1.5 Conclusions

Comme nous venons de le voir, le phonétisme des LR fait état de constructions spécifiques à chacune de ces langues, greffées sur une ossature commune, qui est le système latin tardif (i.e., dépourvu de l’opposition phonologique de quantité), très proche lui-même du prototype virtuel de la famille néo-latine (section 1.3.4). Ainsi, il apparaît que les LR ont innové en rajoutant et en développant des particularismes locaux, historiquement explicables, sans pour autant toucher au modèle latin. Cela confère un certain équilibre sonore à la famille latine, mais aussi sa spécificité en tant que famille linguistique.

__Consigne de la tâche__.
Recopiez mot pour mot l'intégralité de l'extrait de texte ci-dessus.

__Lignes fournies__.
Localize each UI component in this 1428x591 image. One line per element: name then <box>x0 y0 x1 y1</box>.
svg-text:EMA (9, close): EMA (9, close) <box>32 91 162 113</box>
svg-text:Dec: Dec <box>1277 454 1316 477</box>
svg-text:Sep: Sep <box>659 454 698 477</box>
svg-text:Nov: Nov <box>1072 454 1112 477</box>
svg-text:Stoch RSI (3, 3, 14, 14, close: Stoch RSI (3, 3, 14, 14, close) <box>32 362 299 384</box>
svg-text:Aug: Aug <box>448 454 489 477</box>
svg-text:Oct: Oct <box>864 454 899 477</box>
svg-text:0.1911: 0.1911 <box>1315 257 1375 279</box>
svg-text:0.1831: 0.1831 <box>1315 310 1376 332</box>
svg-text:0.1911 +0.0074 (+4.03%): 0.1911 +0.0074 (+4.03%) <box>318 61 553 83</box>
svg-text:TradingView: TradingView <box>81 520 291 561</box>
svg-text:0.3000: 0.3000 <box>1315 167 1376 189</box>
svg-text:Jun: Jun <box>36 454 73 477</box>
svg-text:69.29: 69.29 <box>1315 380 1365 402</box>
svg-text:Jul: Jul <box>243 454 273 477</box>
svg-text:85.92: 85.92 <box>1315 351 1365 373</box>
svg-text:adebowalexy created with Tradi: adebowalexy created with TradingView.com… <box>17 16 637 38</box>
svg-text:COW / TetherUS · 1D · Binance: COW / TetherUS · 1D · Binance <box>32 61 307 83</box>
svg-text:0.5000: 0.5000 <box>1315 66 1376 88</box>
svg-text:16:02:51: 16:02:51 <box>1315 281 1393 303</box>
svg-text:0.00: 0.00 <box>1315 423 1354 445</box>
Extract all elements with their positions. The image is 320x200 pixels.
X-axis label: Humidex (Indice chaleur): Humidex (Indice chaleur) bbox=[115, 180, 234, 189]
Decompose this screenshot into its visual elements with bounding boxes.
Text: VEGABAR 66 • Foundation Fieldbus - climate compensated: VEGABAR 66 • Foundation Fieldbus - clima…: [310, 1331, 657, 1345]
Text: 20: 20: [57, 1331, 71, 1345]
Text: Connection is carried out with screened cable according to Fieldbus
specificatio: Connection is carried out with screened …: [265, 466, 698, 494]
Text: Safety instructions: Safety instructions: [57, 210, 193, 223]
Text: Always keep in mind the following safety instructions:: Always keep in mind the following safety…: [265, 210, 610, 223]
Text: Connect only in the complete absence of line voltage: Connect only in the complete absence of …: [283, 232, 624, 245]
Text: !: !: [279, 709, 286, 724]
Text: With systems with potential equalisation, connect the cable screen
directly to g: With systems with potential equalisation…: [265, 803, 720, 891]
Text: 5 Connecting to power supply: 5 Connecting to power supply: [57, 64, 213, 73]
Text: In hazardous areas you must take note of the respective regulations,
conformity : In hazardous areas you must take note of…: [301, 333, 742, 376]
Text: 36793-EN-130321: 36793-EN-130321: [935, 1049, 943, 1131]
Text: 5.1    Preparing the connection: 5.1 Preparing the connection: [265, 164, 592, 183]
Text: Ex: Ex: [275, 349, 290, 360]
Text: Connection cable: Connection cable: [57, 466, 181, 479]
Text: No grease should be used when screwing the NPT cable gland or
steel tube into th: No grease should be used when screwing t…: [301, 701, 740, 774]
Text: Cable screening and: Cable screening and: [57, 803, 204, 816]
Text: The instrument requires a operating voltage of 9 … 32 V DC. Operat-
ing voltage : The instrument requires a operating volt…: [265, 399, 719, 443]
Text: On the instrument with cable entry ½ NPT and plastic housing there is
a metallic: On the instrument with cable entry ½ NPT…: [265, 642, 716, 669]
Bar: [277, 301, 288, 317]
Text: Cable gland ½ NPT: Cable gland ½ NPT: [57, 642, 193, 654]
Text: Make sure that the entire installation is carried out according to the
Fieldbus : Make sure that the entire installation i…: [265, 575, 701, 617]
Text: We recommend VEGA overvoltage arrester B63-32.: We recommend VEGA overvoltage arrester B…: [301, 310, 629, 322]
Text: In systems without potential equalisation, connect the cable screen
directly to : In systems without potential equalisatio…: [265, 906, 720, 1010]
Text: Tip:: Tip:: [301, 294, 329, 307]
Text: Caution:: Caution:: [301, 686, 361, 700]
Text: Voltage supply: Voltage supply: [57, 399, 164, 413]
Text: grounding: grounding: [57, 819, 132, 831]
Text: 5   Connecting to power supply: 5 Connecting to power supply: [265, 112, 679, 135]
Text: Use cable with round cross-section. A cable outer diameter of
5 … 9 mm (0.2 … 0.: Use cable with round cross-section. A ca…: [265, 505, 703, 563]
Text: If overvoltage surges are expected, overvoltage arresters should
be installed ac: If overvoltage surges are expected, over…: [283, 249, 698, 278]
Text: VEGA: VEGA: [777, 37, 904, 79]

__Réponse rédigée__.
1.5 Conclusions

Comme nous venons de le voir, le phonétisme des LR fait état de constructions spécifiques à chacune de ces langues, greffées sur une ossature commune, qui est le système latin tardif (i.e., dépourvu de l’opposition phonologique de quantité), très proche lui-même du prototype virtuel de la famille néo-latine (section 1.3.4). Ainsi, il apparaît que les LR ont innové en rajoutant et en développant des particularismes locaux, historiquement explicables, sans pour autant toucher au modèle latin. Cela confère un certain équilibre sonore à la famille latine, mais aussi sa spécificité en tant que famille linguistique.